UPDATE: Queensland captain Liam Wright led the interstate banter this week and his appreciation of a narrative helped spur his side to a 32-26 win over the Waratahs.
After racing out to an early 19-7 lead, the Reds had their advantage whittled back by the Waratahs and with 15 minutes to go, scores were level.
A Taniela Tupou yellow card for a second late challenge on a kicker put Queensland a man down and clinging to hope.
Wright joked post-match that some of Tupou's teammates might have wanted to give him a clip around the ears but as they settled he reminded them of the bigger picture.
"We were just talking on the field, probably wanted to slap 'Nela' round a bit but it's one of those things and you've just got to move on," he said.
"We were just talking on the field, (saying) what a story. Last 10 minutes of a brutal game, guys were tired and busted but what a story (it would be) if we hold on with 14 men and come back to get the cup and our boys were bloody awesome."

- Extracted records -

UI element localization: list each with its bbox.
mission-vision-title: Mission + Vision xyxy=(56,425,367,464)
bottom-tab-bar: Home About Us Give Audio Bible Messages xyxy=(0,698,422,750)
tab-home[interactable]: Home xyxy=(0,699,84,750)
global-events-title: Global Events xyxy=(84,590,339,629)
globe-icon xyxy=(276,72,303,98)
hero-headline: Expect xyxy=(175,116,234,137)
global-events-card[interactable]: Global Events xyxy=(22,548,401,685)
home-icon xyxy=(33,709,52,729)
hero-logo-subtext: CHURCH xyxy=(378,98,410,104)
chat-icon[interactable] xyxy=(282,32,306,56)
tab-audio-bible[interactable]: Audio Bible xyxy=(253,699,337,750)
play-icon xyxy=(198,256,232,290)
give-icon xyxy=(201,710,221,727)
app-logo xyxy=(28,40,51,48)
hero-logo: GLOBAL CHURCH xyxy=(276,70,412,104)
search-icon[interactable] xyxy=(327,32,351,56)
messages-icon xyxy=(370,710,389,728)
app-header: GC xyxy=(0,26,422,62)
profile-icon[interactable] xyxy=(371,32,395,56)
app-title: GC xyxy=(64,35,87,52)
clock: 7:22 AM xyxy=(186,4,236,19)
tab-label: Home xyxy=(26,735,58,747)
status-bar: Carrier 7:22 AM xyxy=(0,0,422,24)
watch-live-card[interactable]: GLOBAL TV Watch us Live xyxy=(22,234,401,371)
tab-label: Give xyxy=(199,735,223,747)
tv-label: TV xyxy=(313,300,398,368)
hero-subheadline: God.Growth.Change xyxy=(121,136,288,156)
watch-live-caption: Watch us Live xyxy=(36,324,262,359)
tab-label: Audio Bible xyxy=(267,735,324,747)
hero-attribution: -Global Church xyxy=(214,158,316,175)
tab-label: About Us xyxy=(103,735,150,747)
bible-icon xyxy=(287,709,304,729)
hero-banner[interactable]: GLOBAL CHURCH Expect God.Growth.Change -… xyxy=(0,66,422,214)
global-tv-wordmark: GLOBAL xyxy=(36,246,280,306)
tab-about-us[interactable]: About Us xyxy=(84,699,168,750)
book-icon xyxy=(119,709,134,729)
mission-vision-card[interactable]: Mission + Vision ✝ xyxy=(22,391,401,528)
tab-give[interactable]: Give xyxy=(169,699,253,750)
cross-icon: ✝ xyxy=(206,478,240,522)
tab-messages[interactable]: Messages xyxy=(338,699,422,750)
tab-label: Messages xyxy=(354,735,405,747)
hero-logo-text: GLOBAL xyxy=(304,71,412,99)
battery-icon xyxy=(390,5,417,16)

- Task objective -
In the rugby match report, rewrite everything from "UPDATE: Queensland captain" down to "scores were level.", replacing "Waratahs" with "New South Wales".

- Result below -
UPDATE: Queensland captain Liam Wright led the interstate banter this week and his appreciation of a narrative helped spur his side to a 32-26 win over the New South Wales.
After racing out to an early 19-7 lead, the Reds had their advantage whittled back by the New South Wales and with 15 minutes to go, scores were level.